(Items listed in a dataset)
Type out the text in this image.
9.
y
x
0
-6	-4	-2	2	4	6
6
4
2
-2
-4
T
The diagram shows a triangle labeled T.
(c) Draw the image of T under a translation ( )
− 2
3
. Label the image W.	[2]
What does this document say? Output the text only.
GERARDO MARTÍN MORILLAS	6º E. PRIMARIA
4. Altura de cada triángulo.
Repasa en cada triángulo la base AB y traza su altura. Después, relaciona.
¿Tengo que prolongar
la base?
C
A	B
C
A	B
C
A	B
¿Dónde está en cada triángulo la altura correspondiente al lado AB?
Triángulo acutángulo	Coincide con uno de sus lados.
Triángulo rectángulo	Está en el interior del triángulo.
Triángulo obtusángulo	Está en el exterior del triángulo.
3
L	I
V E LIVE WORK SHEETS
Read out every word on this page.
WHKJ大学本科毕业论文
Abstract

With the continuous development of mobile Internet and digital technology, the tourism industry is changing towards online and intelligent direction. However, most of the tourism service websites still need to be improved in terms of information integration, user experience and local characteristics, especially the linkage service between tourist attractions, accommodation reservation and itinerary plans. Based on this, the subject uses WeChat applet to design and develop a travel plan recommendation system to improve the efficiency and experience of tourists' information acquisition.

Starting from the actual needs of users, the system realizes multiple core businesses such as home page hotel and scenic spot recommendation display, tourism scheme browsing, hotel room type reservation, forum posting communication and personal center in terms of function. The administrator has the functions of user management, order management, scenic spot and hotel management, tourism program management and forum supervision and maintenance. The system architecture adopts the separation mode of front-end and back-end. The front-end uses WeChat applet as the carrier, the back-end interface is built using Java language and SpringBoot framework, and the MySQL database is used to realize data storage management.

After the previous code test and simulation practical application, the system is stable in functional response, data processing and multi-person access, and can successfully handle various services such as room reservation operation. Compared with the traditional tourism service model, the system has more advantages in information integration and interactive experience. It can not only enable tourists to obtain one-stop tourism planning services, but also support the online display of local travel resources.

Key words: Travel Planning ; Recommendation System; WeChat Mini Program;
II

_Instructions for the task_. Write out the full listing, keeping every line exactly as it is.

_Solution_.
Type out the text in this image.
9.
y
x
0
-6	-4	-2	2	4	6
6
4
2
-2
-4
T
The diagram shows a triangle labeled T.
(c) Draw the image of T under a translation ( )
− 2
3
. Label the image W.	[2]
What does this document say? Output the text only.
GERARDO MARTÍN MORILLAS	6º E. PRIMARIA
4. Altura de cada triángulo.
Repasa en cada triángulo la base AB y traza su altura. Después, relaciona.
¿Tengo que prolongar
la base?
C
A	B
C
A	B
C
A	B
¿Dónde está en cada triángulo la altura correspondiente al lado AB?
Triángulo acutángulo	Coincide con uno de sus lados.
Triángulo rectángulo	Está en el interior del triángulo.
Triángulo obtusángulo	Está en el exterior del triángulo.
3
L	I
V E LIVE WORK SHEETS
Read out every word on this page.
WHKJ大学本科毕业论文
Abstract

With the continuous development of mobile Internet and digital technology, the tourism industry is changing towards online and intelligent direction. However, most of the tourism service websites still need to be improved in terms of information integration, user experience and local characteristics, especially the linkage service between tourist attractions, accommodation reservation and itinerary plans. Based on this, the subject uses WeChat applet to design and develop a travel plan recommendation system to improve the efficiency and experience of tourists' information acquisition.

Starting from the actual needs of users, the system realizes multiple core businesses such as home page hotel and scenic spot recommendation display, tourism scheme browsing, hotel room type reservation, forum posting communication and personal center in terms of function. The administrator has the functions of user management, order management, scenic spot and hotel management, tourism program management and forum supervision and maintenance. The system architecture adopts the separation mode of front-end and back-end. The front-end uses WeChat applet as the carrier, the back-end interface is built using Java language and SpringBoot framework, and the MySQL database is used to realize data storage management.

After the previous code test and simulation practical application, the system is stable in functional response, data processing and multi-person access, and can successfully handle various services such as room reservation operation. Compared with the traditional tourism service model, the system has more advantages in information integration and interactive experience. It can not only enable tourists to obtain one-stop tourism planning services, but also support the online display of local travel resources.

Key words: Travel Planning ; Recommendation System; WeChat Mini Program;
II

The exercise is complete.